--- BEGIN ---

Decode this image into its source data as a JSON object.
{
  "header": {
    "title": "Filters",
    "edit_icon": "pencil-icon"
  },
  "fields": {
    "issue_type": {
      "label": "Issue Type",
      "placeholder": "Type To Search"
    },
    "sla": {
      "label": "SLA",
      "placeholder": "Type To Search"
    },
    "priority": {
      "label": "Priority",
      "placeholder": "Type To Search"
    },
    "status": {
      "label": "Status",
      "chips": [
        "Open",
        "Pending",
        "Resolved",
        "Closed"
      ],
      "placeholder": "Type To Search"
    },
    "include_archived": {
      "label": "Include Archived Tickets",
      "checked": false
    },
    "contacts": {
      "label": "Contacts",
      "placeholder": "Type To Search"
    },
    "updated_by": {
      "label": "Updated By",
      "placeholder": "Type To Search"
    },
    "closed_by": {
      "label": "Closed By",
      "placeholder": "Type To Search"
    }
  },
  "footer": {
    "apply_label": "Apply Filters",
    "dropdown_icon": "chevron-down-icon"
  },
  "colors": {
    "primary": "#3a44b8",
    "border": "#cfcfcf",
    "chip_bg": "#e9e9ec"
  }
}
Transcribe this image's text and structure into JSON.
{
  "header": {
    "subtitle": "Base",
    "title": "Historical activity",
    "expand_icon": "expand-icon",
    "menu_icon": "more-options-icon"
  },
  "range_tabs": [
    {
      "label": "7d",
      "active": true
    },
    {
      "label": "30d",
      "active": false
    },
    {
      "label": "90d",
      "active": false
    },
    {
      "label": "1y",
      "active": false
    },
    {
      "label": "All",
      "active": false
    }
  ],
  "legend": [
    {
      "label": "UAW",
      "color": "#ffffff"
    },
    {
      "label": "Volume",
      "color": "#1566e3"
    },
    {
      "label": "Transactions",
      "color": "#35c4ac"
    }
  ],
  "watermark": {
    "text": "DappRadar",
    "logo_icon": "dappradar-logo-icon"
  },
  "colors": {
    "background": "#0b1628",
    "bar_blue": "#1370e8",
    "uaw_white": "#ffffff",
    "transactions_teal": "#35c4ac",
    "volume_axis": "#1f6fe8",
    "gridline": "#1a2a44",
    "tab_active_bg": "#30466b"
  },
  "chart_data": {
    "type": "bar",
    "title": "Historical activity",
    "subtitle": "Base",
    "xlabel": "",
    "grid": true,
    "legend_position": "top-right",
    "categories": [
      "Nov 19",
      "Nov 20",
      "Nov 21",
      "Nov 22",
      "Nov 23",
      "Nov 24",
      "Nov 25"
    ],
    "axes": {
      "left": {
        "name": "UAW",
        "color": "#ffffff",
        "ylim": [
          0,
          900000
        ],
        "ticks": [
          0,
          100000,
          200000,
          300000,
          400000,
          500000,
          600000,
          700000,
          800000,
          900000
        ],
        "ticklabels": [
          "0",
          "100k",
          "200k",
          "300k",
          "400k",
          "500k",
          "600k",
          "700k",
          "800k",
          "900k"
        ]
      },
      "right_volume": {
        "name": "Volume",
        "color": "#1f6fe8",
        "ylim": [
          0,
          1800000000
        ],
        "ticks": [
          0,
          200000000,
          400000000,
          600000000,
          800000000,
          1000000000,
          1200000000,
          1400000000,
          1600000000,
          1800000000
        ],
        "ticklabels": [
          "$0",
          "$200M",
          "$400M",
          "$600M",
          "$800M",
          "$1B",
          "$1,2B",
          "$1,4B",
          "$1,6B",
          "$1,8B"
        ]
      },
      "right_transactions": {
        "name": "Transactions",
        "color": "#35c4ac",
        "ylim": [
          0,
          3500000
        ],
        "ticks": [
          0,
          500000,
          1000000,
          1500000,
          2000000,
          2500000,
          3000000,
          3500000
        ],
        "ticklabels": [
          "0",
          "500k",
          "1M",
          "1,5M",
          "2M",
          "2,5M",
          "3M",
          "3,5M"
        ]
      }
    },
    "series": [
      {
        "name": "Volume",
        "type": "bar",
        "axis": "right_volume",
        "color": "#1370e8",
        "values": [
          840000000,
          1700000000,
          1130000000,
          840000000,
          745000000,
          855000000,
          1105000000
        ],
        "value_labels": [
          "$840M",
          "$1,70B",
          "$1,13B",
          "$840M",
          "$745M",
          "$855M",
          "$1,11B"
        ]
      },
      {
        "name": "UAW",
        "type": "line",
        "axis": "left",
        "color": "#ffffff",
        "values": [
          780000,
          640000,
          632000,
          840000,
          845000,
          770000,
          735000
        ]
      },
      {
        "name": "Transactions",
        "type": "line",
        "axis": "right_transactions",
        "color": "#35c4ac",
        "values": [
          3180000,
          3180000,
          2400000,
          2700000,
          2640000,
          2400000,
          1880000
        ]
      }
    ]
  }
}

--- END ---

*Task:*
Across the entries, how many lines contain "icon"? Reply with the number only.

*Answer to this exercise:*
5